Exercise brief: Which lines below hold the word "says"? Report each one.

Task data:
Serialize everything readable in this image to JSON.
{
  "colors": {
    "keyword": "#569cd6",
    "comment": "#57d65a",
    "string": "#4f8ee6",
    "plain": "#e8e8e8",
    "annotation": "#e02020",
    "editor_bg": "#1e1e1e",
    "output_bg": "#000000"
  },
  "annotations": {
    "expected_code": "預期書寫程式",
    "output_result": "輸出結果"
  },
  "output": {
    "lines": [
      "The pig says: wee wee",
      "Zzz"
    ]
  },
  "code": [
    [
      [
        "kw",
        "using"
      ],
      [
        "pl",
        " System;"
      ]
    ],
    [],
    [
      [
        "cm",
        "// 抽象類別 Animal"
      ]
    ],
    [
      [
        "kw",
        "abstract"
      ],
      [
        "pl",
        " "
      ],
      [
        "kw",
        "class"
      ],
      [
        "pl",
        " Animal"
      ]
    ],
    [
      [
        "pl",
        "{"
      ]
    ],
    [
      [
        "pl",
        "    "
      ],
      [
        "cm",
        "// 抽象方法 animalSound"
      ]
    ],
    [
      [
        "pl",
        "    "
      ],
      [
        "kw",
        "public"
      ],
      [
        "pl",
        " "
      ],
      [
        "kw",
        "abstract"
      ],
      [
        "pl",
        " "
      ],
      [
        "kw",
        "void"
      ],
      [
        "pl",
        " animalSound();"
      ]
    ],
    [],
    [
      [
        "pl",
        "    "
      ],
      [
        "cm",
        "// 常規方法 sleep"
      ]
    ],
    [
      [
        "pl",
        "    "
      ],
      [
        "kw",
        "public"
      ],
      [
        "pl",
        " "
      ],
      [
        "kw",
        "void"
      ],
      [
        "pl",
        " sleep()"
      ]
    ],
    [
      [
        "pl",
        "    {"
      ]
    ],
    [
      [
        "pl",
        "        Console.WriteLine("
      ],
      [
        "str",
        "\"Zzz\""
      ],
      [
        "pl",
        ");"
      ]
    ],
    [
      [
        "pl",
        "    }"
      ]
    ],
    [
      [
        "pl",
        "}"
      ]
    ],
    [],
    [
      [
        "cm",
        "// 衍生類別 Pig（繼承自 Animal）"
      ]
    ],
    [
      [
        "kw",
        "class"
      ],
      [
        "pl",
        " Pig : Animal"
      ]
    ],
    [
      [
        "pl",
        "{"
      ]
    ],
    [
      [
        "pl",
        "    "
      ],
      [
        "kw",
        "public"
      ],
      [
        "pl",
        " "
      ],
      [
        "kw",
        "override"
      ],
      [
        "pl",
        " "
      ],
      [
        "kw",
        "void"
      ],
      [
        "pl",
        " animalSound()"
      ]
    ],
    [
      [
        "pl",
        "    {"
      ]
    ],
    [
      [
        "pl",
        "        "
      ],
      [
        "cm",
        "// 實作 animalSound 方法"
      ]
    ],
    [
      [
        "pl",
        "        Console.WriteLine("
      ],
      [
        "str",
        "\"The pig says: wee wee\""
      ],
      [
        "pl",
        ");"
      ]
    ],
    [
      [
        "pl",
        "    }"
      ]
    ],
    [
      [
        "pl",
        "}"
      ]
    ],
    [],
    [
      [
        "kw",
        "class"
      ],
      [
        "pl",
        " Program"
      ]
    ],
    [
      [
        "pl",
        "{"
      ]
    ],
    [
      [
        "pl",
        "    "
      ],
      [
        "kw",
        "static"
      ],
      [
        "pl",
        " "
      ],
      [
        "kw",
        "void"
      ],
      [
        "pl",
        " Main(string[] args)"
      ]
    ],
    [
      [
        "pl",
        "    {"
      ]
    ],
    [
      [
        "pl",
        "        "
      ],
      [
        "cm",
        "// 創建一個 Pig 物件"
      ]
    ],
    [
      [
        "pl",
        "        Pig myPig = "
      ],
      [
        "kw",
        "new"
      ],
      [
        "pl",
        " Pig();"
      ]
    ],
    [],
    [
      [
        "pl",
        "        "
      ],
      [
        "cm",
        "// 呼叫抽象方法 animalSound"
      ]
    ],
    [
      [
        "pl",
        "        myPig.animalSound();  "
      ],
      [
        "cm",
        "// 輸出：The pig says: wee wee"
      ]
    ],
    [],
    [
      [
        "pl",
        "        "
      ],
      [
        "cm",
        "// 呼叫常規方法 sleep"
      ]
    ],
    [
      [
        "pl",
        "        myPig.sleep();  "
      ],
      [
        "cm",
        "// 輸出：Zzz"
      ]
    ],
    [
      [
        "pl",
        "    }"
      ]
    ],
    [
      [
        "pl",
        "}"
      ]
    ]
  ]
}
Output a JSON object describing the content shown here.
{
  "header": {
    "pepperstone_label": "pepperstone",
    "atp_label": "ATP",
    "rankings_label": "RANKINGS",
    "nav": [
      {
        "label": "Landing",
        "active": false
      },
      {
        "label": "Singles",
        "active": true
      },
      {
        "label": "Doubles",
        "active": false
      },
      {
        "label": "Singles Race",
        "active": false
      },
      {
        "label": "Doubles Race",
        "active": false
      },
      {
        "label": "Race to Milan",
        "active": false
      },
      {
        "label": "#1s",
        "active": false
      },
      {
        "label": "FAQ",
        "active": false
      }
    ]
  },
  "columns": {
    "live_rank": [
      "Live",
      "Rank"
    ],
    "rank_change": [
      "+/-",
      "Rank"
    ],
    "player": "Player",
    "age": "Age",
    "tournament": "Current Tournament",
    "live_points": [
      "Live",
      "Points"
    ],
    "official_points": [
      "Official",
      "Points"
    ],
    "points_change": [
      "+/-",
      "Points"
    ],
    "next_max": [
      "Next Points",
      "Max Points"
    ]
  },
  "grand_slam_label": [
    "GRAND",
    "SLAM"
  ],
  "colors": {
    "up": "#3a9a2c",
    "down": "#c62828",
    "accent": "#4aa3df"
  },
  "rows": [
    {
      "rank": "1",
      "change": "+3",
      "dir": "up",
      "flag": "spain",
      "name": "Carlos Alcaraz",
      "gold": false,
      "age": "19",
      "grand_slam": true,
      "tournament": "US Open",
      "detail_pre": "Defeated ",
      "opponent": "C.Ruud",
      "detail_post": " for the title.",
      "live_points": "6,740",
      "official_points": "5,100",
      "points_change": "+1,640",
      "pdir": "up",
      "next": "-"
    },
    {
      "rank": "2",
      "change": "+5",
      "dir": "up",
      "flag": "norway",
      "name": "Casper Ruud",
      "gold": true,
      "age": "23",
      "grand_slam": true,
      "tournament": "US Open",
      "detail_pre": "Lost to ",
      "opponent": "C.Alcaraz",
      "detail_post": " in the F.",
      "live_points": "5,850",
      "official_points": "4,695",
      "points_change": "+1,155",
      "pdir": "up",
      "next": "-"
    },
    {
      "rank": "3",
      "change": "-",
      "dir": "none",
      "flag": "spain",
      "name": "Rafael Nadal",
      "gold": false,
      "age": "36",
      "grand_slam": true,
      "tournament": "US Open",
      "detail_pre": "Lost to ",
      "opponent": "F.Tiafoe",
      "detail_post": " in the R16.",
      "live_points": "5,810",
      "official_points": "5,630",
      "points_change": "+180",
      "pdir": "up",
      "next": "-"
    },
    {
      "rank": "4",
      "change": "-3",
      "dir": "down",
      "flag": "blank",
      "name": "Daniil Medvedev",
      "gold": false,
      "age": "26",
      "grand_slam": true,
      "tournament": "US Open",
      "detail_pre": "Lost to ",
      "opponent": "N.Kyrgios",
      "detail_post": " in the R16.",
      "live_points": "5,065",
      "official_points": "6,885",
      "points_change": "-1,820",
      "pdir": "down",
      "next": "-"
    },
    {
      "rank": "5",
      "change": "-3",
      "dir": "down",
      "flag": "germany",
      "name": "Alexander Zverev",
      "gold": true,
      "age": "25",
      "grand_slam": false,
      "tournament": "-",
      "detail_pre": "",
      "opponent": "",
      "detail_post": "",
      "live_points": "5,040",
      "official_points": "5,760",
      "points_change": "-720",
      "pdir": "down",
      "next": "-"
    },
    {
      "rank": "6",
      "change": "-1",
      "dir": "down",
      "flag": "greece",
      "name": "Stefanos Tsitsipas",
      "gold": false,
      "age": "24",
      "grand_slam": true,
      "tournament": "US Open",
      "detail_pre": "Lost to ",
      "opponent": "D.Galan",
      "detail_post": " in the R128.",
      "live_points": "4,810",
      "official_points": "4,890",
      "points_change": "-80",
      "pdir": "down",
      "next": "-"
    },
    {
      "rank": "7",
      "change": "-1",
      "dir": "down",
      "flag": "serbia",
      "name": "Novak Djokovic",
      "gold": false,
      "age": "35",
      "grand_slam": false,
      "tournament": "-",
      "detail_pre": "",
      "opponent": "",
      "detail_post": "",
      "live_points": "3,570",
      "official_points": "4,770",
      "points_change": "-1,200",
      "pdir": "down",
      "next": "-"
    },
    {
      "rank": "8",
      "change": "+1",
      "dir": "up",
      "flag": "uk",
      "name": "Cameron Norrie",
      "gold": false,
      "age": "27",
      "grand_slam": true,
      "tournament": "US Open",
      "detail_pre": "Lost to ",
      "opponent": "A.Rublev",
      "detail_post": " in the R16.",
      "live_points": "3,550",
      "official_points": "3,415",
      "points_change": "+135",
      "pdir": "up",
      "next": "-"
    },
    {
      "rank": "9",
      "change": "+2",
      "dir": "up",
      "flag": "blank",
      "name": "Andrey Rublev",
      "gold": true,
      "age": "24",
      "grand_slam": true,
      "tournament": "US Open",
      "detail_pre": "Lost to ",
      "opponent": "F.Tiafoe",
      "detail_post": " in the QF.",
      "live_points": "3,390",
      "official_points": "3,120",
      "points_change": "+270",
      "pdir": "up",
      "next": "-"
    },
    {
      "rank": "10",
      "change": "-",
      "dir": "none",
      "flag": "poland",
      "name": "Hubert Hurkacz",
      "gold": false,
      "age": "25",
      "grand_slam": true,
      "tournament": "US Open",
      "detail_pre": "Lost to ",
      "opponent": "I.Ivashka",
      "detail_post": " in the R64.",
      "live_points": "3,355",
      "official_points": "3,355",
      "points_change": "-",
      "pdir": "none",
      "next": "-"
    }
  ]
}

Answer for the task:
      "The pig says: wee wee",
        "\"The pig says: wee wee\""
        "// 輸出：The pig says: wee wee"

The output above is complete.